▸ **Task instructions**
Reproduce the entire listing word for word.
--- Start of Material ---
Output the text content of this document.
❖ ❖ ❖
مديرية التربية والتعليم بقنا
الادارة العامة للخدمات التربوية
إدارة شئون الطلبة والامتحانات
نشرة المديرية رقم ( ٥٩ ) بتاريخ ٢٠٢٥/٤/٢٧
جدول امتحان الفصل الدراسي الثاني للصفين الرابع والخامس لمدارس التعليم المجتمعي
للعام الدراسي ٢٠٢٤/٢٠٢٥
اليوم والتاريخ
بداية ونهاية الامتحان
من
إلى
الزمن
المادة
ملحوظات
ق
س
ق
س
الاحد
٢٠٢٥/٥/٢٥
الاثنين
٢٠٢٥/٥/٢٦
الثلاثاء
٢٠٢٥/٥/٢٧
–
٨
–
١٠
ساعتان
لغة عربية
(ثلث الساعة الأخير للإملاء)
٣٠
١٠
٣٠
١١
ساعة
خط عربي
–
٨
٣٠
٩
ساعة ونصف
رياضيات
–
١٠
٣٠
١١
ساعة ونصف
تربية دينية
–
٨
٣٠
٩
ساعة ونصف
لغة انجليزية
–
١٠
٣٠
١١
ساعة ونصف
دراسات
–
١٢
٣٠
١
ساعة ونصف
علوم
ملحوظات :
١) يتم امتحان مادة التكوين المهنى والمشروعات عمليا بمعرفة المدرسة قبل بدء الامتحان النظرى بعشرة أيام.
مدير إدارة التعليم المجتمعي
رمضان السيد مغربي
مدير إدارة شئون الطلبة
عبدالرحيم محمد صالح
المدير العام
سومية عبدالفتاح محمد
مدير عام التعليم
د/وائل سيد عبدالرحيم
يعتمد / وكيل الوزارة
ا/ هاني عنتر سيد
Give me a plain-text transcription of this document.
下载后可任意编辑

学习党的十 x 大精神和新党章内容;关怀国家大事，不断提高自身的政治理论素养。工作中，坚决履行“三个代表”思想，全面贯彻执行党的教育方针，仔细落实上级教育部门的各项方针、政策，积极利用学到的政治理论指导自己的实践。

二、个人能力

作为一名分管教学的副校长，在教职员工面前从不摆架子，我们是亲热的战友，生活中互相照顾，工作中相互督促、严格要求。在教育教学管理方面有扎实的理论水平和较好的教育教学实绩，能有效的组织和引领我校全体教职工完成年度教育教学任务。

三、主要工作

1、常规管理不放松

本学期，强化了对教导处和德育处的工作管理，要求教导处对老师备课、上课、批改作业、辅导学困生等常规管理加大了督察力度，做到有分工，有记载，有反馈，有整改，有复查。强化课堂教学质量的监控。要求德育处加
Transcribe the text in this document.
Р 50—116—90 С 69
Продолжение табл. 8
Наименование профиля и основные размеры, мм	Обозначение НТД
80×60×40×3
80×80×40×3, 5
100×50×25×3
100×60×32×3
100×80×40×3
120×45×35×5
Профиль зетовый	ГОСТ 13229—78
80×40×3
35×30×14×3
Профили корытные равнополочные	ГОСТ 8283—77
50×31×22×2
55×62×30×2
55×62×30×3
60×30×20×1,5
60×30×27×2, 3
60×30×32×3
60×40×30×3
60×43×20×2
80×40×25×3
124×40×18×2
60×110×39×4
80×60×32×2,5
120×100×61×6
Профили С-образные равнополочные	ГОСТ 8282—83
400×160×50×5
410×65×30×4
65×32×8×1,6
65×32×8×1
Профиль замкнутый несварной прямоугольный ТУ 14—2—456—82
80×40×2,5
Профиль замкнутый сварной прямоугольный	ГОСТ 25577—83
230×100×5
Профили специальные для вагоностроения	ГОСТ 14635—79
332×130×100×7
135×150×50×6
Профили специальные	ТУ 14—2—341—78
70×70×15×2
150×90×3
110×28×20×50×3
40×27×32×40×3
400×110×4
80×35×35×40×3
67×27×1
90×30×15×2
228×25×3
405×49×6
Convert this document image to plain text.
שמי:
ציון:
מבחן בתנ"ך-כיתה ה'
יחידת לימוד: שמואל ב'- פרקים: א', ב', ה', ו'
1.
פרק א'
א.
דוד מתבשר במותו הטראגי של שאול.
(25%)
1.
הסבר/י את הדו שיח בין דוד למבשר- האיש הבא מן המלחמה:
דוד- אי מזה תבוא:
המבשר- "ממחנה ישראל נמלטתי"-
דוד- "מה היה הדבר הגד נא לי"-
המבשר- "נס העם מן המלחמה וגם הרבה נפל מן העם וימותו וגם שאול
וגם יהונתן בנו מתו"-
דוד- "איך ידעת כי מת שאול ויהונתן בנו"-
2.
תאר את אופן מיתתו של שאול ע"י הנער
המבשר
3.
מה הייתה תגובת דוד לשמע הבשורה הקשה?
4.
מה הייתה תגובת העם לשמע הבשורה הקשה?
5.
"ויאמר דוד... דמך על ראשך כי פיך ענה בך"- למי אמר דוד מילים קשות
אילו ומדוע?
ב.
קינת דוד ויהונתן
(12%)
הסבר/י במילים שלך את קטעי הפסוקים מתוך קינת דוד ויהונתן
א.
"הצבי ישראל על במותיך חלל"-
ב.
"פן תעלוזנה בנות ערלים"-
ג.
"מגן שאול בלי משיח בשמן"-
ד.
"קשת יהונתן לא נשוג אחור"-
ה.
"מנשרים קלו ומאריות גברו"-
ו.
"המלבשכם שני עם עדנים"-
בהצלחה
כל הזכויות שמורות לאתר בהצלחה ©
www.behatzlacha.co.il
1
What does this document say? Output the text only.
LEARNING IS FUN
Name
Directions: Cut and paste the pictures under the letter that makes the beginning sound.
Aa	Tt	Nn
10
--- End of Material ---
▸ **Answer for the task**
Output the text content of this document.
❖ ❖ ❖
مديرية التربية والتعليم بقنا
الادارة العامة للخدمات التربوية
إدارة شئون الطلبة والامتحانات
نشرة المديرية رقم ( ٥٩ ) بتاريخ ٢٠٢٥/٤/٢٧
جدول امتحان الفصل الدراسي الثاني للصفين الرابع والخامس لمدارس التعليم المجتمعي
للعام الدراسي ٢٠٢٤/٢٠٢٥
اليوم والتاريخ
بداية ونهاية الامتحان
من
إلى
الزمن
المادة
ملحوظات
ق
س
ق
س
الاحد
٢٠٢٥/٥/٢٥
الاثنين
٢٠٢٥/٥/٢٦
الثلاثاء
٢٠٢٥/٥/٢٧
–
٨
–
١٠
ساعتان
لغة عربية
(ثلث الساعة الأخير للإملاء)
٣٠
١٠
٣٠
١١
ساعة
خط عربي
–
٨
٣٠
٩
ساعة ونصف
رياضيات
–
١٠
٣٠
١١
ساعة ونصف
تربية دينية
–
٨
٣٠
٩
ساعة ونصف
لغة انجليزية
–
١٠
٣٠
١١
ساعة ونصف
دراسات
–
١٢
٣٠
١
ساعة ونصف
علوم
ملحوظات :
١) يتم امتحان مادة التكوين المهنى والمشروعات عمليا بمعرفة المدرسة قبل بدء الامتحان النظرى بعشرة أيام.
مدير إدارة التعليم المجتمعي
رمضان السيد مغربي
مدير إدارة شئون الطلبة
عبدالرحيم محمد صالح
المدير العام
سومية عبدالفتاح محمد
مدير عام التعليم
د/وائل سيد عبدالرحيم
يعتمد / وكيل الوزارة
ا/ هاني عنتر سيد
Give me a plain-text transcription of this document.
下载后可任意编辑

学习党的十 x 大精神和新党章内容;关怀国家大事，不断提高自身的政治理论素养。工作中，坚决履行“三个代表”思想，全面贯彻执行党的教育方针，仔细落实上级教育部门的各项方针、政策，积极利用学到的政治理论指导自己的实践。

二、个人能力

作为一名分管教学的副校长，在教职员工面前从不摆架子，我们是亲热的战友，生活中互相照顾，工作中相互督促、严格要求。在教育教学管理方面有扎实的理论水平和较好的教育教学实绩，能有效的组织和引领我校全体教职工完成年度教育教学任务。

三、主要工作

1、常规管理不放松

本学期，强化了对教导处和德育处的工作管理，要求教导处对老师备课、上课、批改作业、辅导学困生等常规管理加大了督察力度，做到有分工，有记载，有反馈，有整改，有复查。强化课堂教学质量的监控。要求德育处加
Transcribe the text in this document.
Р 50—116—90 С 69
Продолжение табл. 8
Наименование профиля и основные размеры, мм	Обозначение НТД
80×60×40×3
80×80×40×3, 5
100×50×25×3
100×60×32×3
100×80×40×3
120×45×35×5
Профиль зетовый	ГОСТ 13229—78
80×40×3
35×30×14×3
Профили корытные равнополочные	ГОСТ 8283—77
50×31×22×2
55×62×30×2
55×62×30×3
60×30×20×1,5
60×30×27×2, 3
60×30×32×3
60×40×30×3
60×43×20×2
80×40×25×3
124×40×18×2
60×110×39×4
80×60×32×2,5
120×100×61×6
Профили С-образные равнополочные	ГОСТ 8282—83
400×160×50×5
410×65×30×4
65×32×8×1,6
65×32×8×1
Профиль замкнутый несварной прямоугольный ТУ 14—2—456—82
80×40×2,5
Профиль замкнутый сварной прямоугольный	ГОСТ 25577—83
230×100×5
Профили специальные для вагоностроения	ГОСТ 14635—79
332×130×100×7
135×150×50×6
Профили специальные	ТУ 14—2—341—78
70×70×15×2
150×90×3
110×28×20×50×3
40×27×32×40×3
400×110×4
80×35×35×40×3
67×27×1
90×30×15×2
228×25×3
405×49×6
Convert this document image to plain text.
שמי:
ציון:
מבחן בתנ"ך-כיתה ה'
יחידת לימוד: שמואל ב'- פרקים: א', ב', ה', ו'
1.
פרק א'
א.
דוד מתבשר במותו הטראגי של שאול.
(25%)
1.
הסבר/י את הדו שיח בין דוד למבשר- האיש הבא מן המלחמה:
דוד- אי מזה תבוא:
המבשר- "ממחנה ישראל נמלטתי"-
דוד- "מה היה הדבר הגד נא לי"-
המבשר- "נס העם מן המלחמה וגם הרבה נפל מן העם וימותו וגם שאול
וגם יהונתן בנו מתו"-
דוד- "איך ידעת כי מת שאול ויהונתן בנו"-
2.
תאר את אופן מיתתו של שאול ע"י הנער
המבשר
3.
מה הייתה תגובת דוד לשמע הבשורה הקשה?
4.
מה הייתה תגובת העם לשמע הבשורה הקשה?
5.
"ויאמר דוד... דמך על ראשך כי פיך ענה בך"- למי אמר דוד מילים קשות
אילו ומדוע?
ב.
קינת דוד ויהונתן
(12%)
הסבר/י במילים שלך את קטעי הפסוקים מתוך קינת דוד ויהונתן
א.
"הצבי ישראל על במותיך חלל"-
ב.
"פן תעלוזנה בנות ערלים"-
ג.
"מגן שאול בלי משיח בשמן"-
ד.
"קשת יהונתן לא נשוג אחור"-
ה.
"מנשרים קלו ומאריות גברו"-
ו.
"המלבשכם שני עם עדנים"-
בהצלחה
כל הזכויות שמורות לאתר בהצלחה ©
www.behatzlacha.co.il
1
What does this document say? Output the text only.
LEARNING IS FUN
Name
Directions: Cut and paste the pictures under the letter that makes the beginning sound.
Aa	Tt	Nn
10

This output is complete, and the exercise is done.